## Written request
Lines holding the string "谨慎使用" are the ones to copy from this listing.

[BEGIN Task material]

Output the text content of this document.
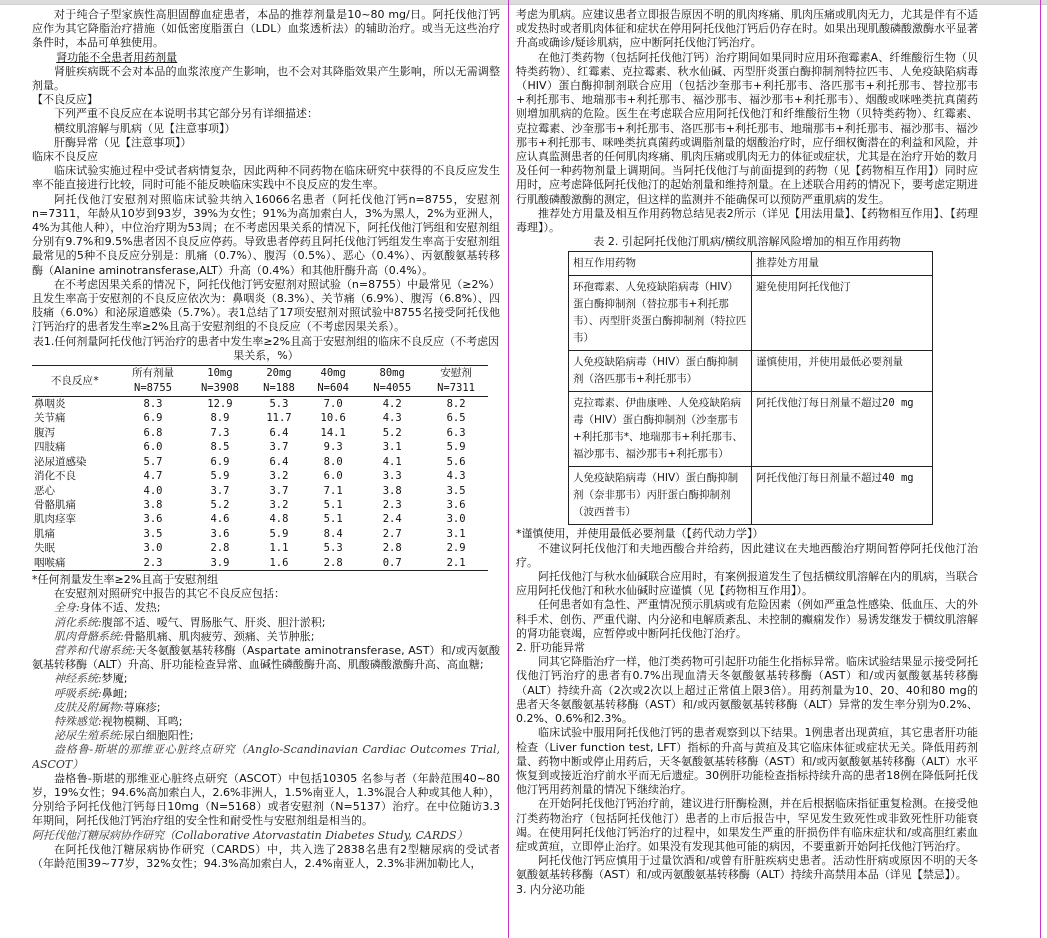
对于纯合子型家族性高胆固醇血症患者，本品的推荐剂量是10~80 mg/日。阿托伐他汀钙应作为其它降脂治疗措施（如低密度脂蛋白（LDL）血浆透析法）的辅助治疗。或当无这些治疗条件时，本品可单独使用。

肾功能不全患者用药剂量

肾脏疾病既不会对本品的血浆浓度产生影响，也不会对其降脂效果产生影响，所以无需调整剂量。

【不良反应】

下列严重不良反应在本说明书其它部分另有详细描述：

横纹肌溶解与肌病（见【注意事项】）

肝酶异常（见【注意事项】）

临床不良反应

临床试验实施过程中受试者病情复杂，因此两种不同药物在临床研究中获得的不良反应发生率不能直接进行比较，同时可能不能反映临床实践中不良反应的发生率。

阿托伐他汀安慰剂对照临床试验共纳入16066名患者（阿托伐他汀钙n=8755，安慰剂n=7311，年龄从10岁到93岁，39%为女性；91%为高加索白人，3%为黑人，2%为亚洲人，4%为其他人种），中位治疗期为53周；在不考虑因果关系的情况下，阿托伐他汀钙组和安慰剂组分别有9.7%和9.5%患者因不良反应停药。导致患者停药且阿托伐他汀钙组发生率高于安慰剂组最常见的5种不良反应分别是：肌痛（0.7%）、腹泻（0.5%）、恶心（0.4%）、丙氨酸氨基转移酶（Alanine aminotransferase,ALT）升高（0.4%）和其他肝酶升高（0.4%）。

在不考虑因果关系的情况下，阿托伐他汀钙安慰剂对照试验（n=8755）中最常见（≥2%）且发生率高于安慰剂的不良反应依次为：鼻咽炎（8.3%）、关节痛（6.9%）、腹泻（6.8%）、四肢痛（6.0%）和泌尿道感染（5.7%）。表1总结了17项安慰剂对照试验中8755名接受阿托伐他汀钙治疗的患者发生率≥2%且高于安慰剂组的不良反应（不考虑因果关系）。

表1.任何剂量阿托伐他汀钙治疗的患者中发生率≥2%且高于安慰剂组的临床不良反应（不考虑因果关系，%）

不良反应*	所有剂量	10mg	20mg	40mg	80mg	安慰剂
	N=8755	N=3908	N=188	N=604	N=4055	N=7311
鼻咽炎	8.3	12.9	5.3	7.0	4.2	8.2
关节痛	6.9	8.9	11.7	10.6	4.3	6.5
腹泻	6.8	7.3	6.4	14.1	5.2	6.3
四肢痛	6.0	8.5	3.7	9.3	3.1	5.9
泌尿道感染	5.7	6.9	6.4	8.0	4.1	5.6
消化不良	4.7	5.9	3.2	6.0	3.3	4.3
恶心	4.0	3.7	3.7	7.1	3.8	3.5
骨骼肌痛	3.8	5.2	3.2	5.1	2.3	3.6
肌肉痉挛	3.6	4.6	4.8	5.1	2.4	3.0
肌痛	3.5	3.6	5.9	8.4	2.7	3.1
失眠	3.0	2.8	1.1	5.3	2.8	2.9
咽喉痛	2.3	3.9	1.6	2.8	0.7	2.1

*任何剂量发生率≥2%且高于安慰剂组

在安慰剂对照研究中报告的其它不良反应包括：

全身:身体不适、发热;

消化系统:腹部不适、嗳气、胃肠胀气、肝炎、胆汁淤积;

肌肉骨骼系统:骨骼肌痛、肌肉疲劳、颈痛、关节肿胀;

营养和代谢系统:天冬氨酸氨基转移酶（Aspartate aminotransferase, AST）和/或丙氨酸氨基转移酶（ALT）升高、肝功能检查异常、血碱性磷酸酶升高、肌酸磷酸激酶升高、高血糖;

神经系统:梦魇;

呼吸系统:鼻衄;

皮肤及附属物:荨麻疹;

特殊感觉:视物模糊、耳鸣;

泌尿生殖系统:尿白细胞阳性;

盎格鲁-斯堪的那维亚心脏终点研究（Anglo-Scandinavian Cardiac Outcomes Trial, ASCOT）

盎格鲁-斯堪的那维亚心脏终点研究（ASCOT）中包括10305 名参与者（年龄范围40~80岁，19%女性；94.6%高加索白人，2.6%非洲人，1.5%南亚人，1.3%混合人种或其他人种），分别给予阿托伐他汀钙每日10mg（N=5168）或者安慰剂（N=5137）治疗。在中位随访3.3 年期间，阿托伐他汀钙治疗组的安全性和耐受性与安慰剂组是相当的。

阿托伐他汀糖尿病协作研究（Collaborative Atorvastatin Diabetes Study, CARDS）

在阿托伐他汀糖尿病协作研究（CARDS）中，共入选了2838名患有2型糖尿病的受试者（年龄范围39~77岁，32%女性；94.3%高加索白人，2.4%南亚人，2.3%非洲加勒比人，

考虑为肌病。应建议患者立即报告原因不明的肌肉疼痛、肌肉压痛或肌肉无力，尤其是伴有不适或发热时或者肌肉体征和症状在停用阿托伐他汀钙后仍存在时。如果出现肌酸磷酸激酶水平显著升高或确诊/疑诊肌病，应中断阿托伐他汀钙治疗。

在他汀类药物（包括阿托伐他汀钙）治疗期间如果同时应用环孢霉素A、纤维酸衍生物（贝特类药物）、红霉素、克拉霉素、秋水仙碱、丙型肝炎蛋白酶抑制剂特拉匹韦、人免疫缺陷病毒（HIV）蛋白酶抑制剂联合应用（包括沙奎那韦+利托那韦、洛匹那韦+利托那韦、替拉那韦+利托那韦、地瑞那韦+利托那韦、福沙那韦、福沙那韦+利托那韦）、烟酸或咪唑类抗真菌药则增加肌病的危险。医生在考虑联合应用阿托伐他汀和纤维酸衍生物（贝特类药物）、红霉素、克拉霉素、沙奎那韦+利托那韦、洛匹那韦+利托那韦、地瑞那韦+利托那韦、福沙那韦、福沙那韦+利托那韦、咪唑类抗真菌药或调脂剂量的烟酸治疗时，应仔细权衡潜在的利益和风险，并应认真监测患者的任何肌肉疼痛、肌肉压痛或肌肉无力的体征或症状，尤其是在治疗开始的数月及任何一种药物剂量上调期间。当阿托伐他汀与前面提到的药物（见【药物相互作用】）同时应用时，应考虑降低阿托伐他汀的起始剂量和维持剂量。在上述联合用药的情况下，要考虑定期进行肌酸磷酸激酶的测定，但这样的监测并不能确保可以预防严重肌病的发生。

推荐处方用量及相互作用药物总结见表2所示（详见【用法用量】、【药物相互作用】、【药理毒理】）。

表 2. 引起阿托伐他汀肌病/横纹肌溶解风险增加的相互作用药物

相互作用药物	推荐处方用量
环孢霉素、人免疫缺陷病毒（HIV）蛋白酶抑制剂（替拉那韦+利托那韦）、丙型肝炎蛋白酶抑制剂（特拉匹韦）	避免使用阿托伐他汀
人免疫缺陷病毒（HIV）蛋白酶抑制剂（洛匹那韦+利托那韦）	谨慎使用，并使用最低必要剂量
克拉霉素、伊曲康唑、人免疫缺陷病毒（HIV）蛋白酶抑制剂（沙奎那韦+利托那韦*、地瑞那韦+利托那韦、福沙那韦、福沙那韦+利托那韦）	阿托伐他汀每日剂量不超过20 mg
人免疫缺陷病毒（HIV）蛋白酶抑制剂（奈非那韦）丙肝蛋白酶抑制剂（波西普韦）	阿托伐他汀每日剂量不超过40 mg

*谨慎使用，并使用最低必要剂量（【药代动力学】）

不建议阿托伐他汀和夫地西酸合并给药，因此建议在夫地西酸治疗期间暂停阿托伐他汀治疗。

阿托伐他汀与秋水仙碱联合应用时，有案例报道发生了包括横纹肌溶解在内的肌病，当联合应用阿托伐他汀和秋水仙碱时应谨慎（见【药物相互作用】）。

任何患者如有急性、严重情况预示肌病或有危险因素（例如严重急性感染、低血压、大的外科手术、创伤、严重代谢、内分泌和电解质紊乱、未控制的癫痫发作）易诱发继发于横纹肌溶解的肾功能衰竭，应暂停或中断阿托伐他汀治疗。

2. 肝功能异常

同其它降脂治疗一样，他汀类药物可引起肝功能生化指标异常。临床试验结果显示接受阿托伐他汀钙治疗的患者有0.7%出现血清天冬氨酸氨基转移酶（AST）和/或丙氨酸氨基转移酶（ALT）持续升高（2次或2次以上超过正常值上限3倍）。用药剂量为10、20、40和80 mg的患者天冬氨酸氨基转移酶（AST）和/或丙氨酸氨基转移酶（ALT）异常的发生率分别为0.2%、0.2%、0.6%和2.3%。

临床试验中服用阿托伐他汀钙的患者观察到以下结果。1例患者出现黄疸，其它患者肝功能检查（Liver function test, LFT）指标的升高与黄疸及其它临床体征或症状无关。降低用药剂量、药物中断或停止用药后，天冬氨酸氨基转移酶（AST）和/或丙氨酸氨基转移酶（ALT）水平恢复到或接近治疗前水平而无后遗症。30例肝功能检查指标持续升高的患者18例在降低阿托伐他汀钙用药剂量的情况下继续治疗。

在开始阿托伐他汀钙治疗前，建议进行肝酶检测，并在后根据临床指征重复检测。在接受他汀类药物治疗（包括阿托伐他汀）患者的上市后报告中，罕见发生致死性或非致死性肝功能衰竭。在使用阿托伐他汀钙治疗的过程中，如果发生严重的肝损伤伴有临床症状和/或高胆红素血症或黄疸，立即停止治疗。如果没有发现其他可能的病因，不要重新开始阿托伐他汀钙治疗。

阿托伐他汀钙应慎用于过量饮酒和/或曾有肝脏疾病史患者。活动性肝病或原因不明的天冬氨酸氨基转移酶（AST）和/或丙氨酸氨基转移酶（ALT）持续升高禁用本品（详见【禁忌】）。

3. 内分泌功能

[END Task material]

## Answer to the task
人免疫缺陷病毒（HIV）蛋白酶抑制剂（洛匹那韦+利托那韦）	谨慎使用，并使用最低必要剂量
*谨慎使用，并使用最低必要剂量（【药代动力学】）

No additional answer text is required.